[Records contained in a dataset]
*****

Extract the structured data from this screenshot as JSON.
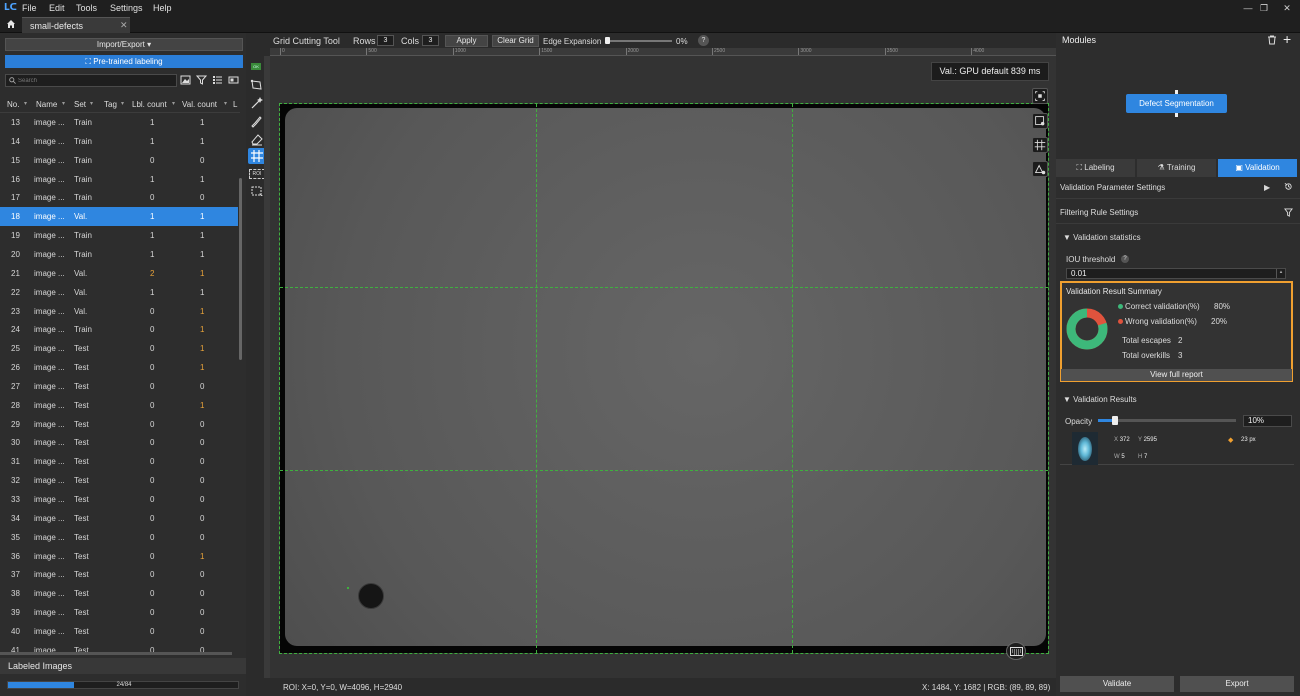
{
  "menu": [
    "File",
    "Edit",
    "Tools",
    "Settings",
    "Help"
  ],
  "file_tab": {
    "label": "small-defects",
    "close": "✕"
  },
  "left_panel": {
    "import_export_label": "Import/Export ▾",
    "pretrained_label": "Pre-trained labeling",
    "search_placeholder": "Search",
    "columns": [
      "No.",
      "Name",
      "Set",
      "Tag",
      "Lbl. count",
      "Val. count",
      "L"
    ],
    "rows": [
      {
        "no": "13",
        "name": "image ...",
        "set": "Train",
        "lbl": "1",
        "val": "1",
        "warn": false,
        "selected": false
      },
      {
        "no": "14",
        "name": "image ...",
        "set": "Train",
        "lbl": "1",
        "val": "1",
        "warn": false,
        "selected": false
      },
      {
        "no": "15",
        "name": "image ...",
        "set": "Train",
        "lbl": "0",
        "val": "0",
        "warn": false,
        "selected": false
      },
      {
        "no": "16",
        "name": "image ...",
        "set": "Train",
        "lbl": "1",
        "val": "1",
        "warn": false,
        "selected": false
      },
      {
        "no": "17",
        "name": "image ...",
        "set": "Train",
        "lbl": "0",
        "val": "0",
        "warn": false,
        "selected": false
      },
      {
        "no": "18",
        "name": "image ...",
        "set": "Val.",
        "lbl": "1",
        "val": "1",
        "warn": false,
        "selected": true
      },
      {
        "no": "19",
        "name": "image ...",
        "set": "Train",
        "lbl": "1",
        "val": "1",
        "warn": false,
        "selected": false
      },
      {
        "no": "20",
        "name": "image ...",
        "set": "Train",
        "lbl": "1",
        "val": "1",
        "warn": false,
        "selected": false
      },
      {
        "no": "21",
        "name": "image ...",
        "set": "Val.",
        "lbl": "2",
        "val": "1",
        "warn": true,
        "selected": false
      },
      {
        "no": "22",
        "name": "image ...",
        "set": "Val.",
        "lbl": "1",
        "val": "1",
        "warn": false,
        "selected": false
      },
      {
        "no": "23",
        "name": "image ...",
        "set": "Val.",
        "lbl": "0",
        "val": "1",
        "warn": true,
        "selected": false
      },
      {
        "no": "24",
        "name": "image ...",
        "set": "Train",
        "lbl": "0",
        "val": "1",
        "warn": true,
        "selected": false
      },
      {
        "no": "25",
        "name": "image ...",
        "set": "Test",
        "lbl": "0",
        "val": "1",
        "warn": true,
        "selected": false
      },
      {
        "no": "26",
        "name": "image ...",
        "set": "Test",
        "lbl": "0",
        "val": "1",
        "warn": true,
        "selected": false
      },
      {
        "no": "27",
        "name": "image ...",
        "set": "Test",
        "lbl": "0",
        "val": "0",
        "warn": false,
        "selected": false
      },
      {
        "no": "28",
        "name": "image ...",
        "set": "Test",
        "lbl": "0",
        "val": "1",
        "warn": true,
        "selected": false
      },
      {
        "no": "29",
        "name": "image ...",
        "set": "Test",
        "lbl": "0",
        "val": "0",
        "warn": false,
        "selected": false
      },
      {
        "no": "30",
        "name": "image ...",
        "set": "Test",
        "lbl": "0",
        "val": "0",
        "warn": false,
        "selected": false
      },
      {
        "no": "31",
        "name": "image ...",
        "set": "Test",
        "lbl": "0",
        "val": "0",
        "warn": false,
        "selected": false
      },
      {
        "no": "32",
        "name": "image ...",
        "set": "Test",
        "lbl": "0",
        "val": "0",
        "warn": false,
        "selected": false
      },
      {
        "no": "33",
        "name": "image ...",
        "set": "Test",
        "lbl": "0",
        "val": "0",
        "warn": false,
        "selected": false
      },
      {
        "no": "34",
        "name": "image ...",
        "set": "Test",
        "lbl": "0",
        "val": "0",
        "warn": false,
        "selected": false
      },
      {
        "no": "35",
        "name": "image ...",
        "set": "Test",
        "lbl": "0",
        "val": "0",
        "warn": false,
        "selected": false
      },
      {
        "no": "36",
        "name": "image ...",
        "set": "Test",
        "lbl": "0",
        "val": "1",
        "warn": true,
        "selected": false
      },
      {
        "no": "37",
        "name": "image ...",
        "set": "Test",
        "lbl": "0",
        "val": "0",
        "warn": false,
        "selected": false
      },
      {
        "no": "38",
        "name": "image ...",
        "set": "Test",
        "lbl": "0",
        "val": "0",
        "warn": false,
        "selected": false
      },
      {
        "no": "39",
        "name": "image ...",
        "set": "Test",
        "lbl": "0",
        "val": "0",
        "warn": false,
        "selected": false
      },
      {
        "no": "40",
        "name": "image ...",
        "set": "Test",
        "lbl": "0",
        "val": "0",
        "warn": false,
        "selected": false
      },
      {
        "no": "41",
        "name": "image ...",
        "set": "Test",
        "lbl": "0",
        "val": "0",
        "warn": false,
        "selected": false
      }
    ],
    "labeled_images_label": "Labeled Images",
    "labeled_progress": {
      "text": "24/84",
      "done": 24,
      "total": 84
    }
  },
  "canvas_toolbar": {
    "tool_label": "Grid Cutting Tool",
    "rows_label": "Rows",
    "rows_value": "3",
    "cols_label": "Cols",
    "cols_value": "3",
    "apply_label": "Apply",
    "clear_label": "Clear Grid",
    "edge_label": "Edge Expansion",
    "edge_value": "0%",
    "edge_fraction": 0,
    "help": "?"
  },
  "ruler": [
    "0",
    "500",
    "1000",
    "1500",
    "2000",
    "2500",
    "3000",
    "3500",
    "4000"
  ],
  "canvas": {
    "val_badge": "Val.:  GPU default 839 ms",
    "grid": {
      "rows": 3,
      "cols": 3
    },
    "accent": "#3fb03f",
    "status_left": "ROI: X=0, Y=0, W=4096, H=2940",
    "status_right": "X: 1484, Y: 1682 | RGB: (89, 89, 89)"
  },
  "right_panel": {
    "modules_title": "Modules",
    "module_node": "Defect Segmentation",
    "tabs": [
      {
        "label": "Labeling",
        "icon": "labeling-icon",
        "active": false
      },
      {
        "label": "Training",
        "icon": "training-icon",
        "active": false
      },
      {
        "label": "Validation",
        "icon": "validation-icon",
        "active": true
      }
    ],
    "val_param_settings": "Validation Parameter Settings",
    "filtering_rule_settings": "Filtering Rule Settings",
    "val_statistics": "Validation statistics",
    "iou_label": "IOU threshold",
    "iou_value": "0.01",
    "summary": {
      "title": "Validation Result Summary",
      "correct_label": "Correct validation(%)",
      "correct_value": "80%",
      "correct_pct": 80,
      "correct_color": "#3db87a",
      "wrong_label": "Wrong validation(%)",
      "wrong_value": "20%",
      "wrong_pct": 20,
      "wrong_color": "#e0533d",
      "escapes_label": "Total escapes",
      "escapes_value": "2",
      "overkills_label": "Total overkills",
      "overkills_value": "3",
      "report_label": "View full report",
      "highlight_color": "#f0a030"
    },
    "val_results_header": "Validation Results",
    "opacity_label": "Opacity",
    "opacity_value": "10%",
    "opacity_fraction": 0.1,
    "result": {
      "x_label": "X",
      "x": "372",
      "y_label": "Y",
      "y": "2595",
      "w_label": "W",
      "w": "5",
      "h_label": "H",
      "h": "7",
      "area": "23 px"
    },
    "validate_label": "Validate",
    "export_label": "Export"
  }
}
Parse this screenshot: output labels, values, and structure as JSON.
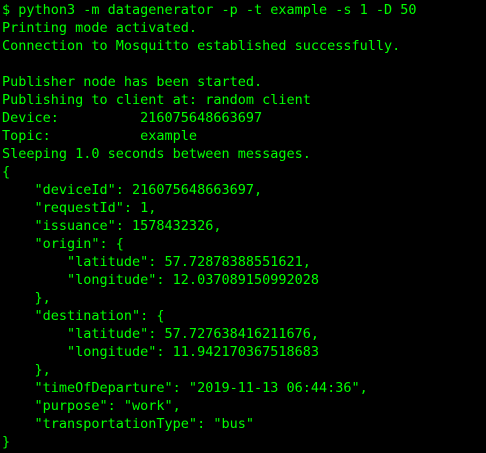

*****

Repeat the records above exactly, leaving out the pictures.

> RESULT FOR THIS TASK
Extract the structured data from this screenshot as JSON.
{
  "menu": [
    "File",
    "Edit",
    "Tools",
    "Settings",
    "Help"
  ],
  "file_tab": {
    "label": "small-defects",
    "close": "✕"
  },
  "left_panel": {
    "import_export_label": "Import/Export ▾",
    "pretrained_label": "Pre-trained labeling",
    "search_placeholder": "Search",
    "columns": [
      "No.",
      "Name",
      "Set",
      "Tag",
      "Lbl. count",
      "Val. count",
      "L"
    ],
    "rows": [
      {
        "no": "13",
        "name": "image ...",
        "set": "Train",
        "lbl": "1",
        "val": "1",
        "warn": false,
        "selected": false
      },
      {
        "no": "14",
        "name": "image ...",
        "set": "Train",
        "lbl": "1",
        "val": "1",
        "warn": false,
        "selected": false
      },
      {
        "no": "15",
        "name": "image ...",
        "set": "Train",
        "lbl": "0",
        "val": "0",
        "warn": false,
        "selected": false
      },
      {
        "no": "16",
        "name": "image ...",
        "set": "Train",
        "lbl": "1",
        "val": "1",
        "warn": false,
        "selected": false
      },
      {
        "no": "17",
        "name": "image ...",
        "set": "Train",
        "lbl": "0",
        "val": "0",
        "warn": false,
        "selected": false
      },
      {
        "no": "18",
        "name": "image ...",
        "set": "Val.",
        "lbl": "1",
        "val": "1",
        "warn": false,
        "selected": true
      },
      {
        "no": "19",
        "name": "image ...",
        "set": "Train",
        "lbl": "1",
        "val": "1",
        "warn": false,
        "selected": false
      },
      {
        "no": "20",
        "name": "image ...",
        "set": "Train",
        "lbl": "1",
        "val": "1",
        "warn": false,
        "selected": false
      },
      {
        "no": "21",
        "name": "image ...",
        "set": "Val.",
        "lbl": "2",
        "val": "1",
        "warn": true,
        "selected": false
      },
      {
        "no": "22",
        "name": "image ...",
        "set": "Val.",
        "lbl": "1",
        "val": "1",
        "warn": false,
        "selected": false
      },
      {
        "no": "23",
        "name": "image ...",
        "set": "Val.",
        "lbl": "0",
        "val": "1",
        "warn": true,
        "selected": false
      },
      {
        "no": "24",
        "name": "image ...",
        "set": "Train",
        "lbl": "0",
        "val": "1",
        "warn": true,
        "selected": false
      },
      {
        "no": "25",
        "name": "image ...",
        "set": "Test",
        "lbl": "0",
        "val": "1",
        "warn": true,
        "selected": false
      },
      {
        "no": "26",
        "name": "image ...",
        "set": "Test",
        "lbl": "0",
        "val": "1",
        "warn": true,
        "selected": false
      },
      {
        "no": "27",
        "name": "image ...",
        "set": "Test",
        "lbl": "0",
        "val": "0",
        "warn": false,
        "selected": false
      },
      {
        "no": "28",
        "name": "image ...",
        "set": "Test",
        "lbl": "0",
        "val": "1",
        "warn": true,
        "selected": false
      },
      {
        "no": "29",
        "name": "image ...",
        "set": "Test",
        "lbl": "0",
        "val": "0",
        "warn": false,
        "selected": false
      },
      {
        "no": "30",
        "name": "image ...",
        "set": "Test",
        "lbl": "0",
        "val": "0",
        "warn": false,
        "selected": false
      },
      {
        "no": "31",
        "name": "image ...",
        "set": "Test",
        "lbl": "0",
        "val": "0",
        "warn": false,
        "selected": false
      },
      {
        "no": "32",
        "name": "image ...",
        "set": "Test",
        "lbl": "0",
        "val": "0",
        "warn": false,
        "selected": false
      },
      {
        "no": "33",
        "name": "image ...",
        "set": "Test",
        "lbl": "0",
        "val": "0",
        "warn": false,
        "selected": false
      },
      {
        "no": "34",
        "name": "image ...",
        "set": "Test",
        "lbl": "0",
        "val": "0",
        "warn": false,
        "selected": false
      },
      {
        "no": "35",
        "name": "image ...",
        "set": "Test",
        "lbl": "0",
        "val": "0",
        "warn": false,
        "selected": false
      },
      {
        "no": "36",
        "name": "image ...",
        "set": "Test",
        "lbl": "0",
        "val": "1",
        "warn": true,
        "selected": false
      },
      {
        "no": "37",
        "name": "image ...",
        "set": "Test",
        "lbl": "0",
        "val": "0",
        "warn": false,
        "selected": false
      },
      {
        "no": "38",
        "name": "image ...",
        "set": "Test",
        "lbl": "0",
        "val": "0",
        "warn": false,
        "selected": false
      },
      {
        "no": "39",
        "name": "image ...",
        "set": "Test",
        "lbl": "0",
        "val": "0",
        "warn": false,
        "selected": false
      },
      {
        "no": "40",
        "name": "image ...",
        "set": "Test",
        "lbl": "0",
        "val": "0",
        "warn": false,
        "selected": false
      },
      {
        "no": "41",
        "name": "image ...",
        "set": "Test",
        "lbl": "0",
        "val": "0",
        "warn": false,
        "selected": false
      }
    ],
    "labeled_images_label": "Labeled Images",
    "labeled_progress": {
      "text": "24/84",
      "done": 24,
      "total": 84
    }
  },
  "canvas_toolbar": {
    "tool_label": "Grid Cutting Tool",
    "rows_label": "Rows",
    "rows_value": "3",
    "cols_label": "Cols",
    "cols_value": "3",
    "apply_label": "Apply",
    "clear_label": "Clear Grid",
    "edge_label": "Edge Expansion",
    "edge_value": "0%",
    "edge_fraction": 0,
    "help": "?"
  },
  "ruler": [
    "0",
    "500",
    "1000",
    "1500",
    "2000",
    "2500",
    "3000",
    "3500",
    "4000"
  ],
  "canvas": {
    "val_badge": "Val.:  GPU default 839 ms",
    "grid": {
      "rows": 3,
      "cols": 3
    },
    "accent": "#3fb03f",
    "status_left": "ROI: X=0, Y=0, W=4096, H=2940",
    "status_right": "X: 1484, Y: 1682 | RGB: (89, 89, 89)"
  },
  "right_panel": {
    "modules_title": "Modules",
    "module_node": "Defect Segmentation",
    "tabs": [
      {
        "label": "Labeling",
        "icon": "labeling-icon",
        "active": false
      },
      {
        "label": "Training",
        "icon": "training-icon",
        "active": false
      },
      {
        "label": "Validation",
        "icon": "validation-icon",
        "active": true
      }
    ],
    "val_param_settings": "Validation Parameter Settings",
    "filtering_rule_settings": "Filtering Rule Settings",
    "val_statistics": "Validation statistics",
    "iou_label": "IOU threshold",
    "iou_value": "0.01",
    "summary": {
      "title": "Validation Result Summary",
      "correct_label": "Correct validation(%)",
      "correct_value": "80%",
      "correct_pct": 80,
      "correct_color": "#3db87a",
      "wrong_label": "Wrong validation(%)",
      "wrong_value": "20%",
      "wrong_pct": 20,
      "wrong_color": "#e0533d",
      "escapes_label": "Total escapes",
      "escapes_value": "2",
      "overkills_label": "Total overkills",
      "overkills_value": "3",
      "report_label": "View full report",
      "highlight_color": "#f0a030"
    },
    "val_results_header": "Validation Results",
    "opacity_label": "Opacity",
    "opacity_value": "10%",
    "opacity_fraction": 0.1,
    "result": {
      "x_label": "X",
      "x": "372",
      "y_label": "Y",
      "y": "2595",
      "w_label": "W",
      "w": "5",
      "h_label": "H",
      "h": "7",
      "area": "23 px"
    },
    "validate_label": "Validate",
    "export_label": "Export"
  }
}
Parse this screenshot: output labels, values, and structure as JSON.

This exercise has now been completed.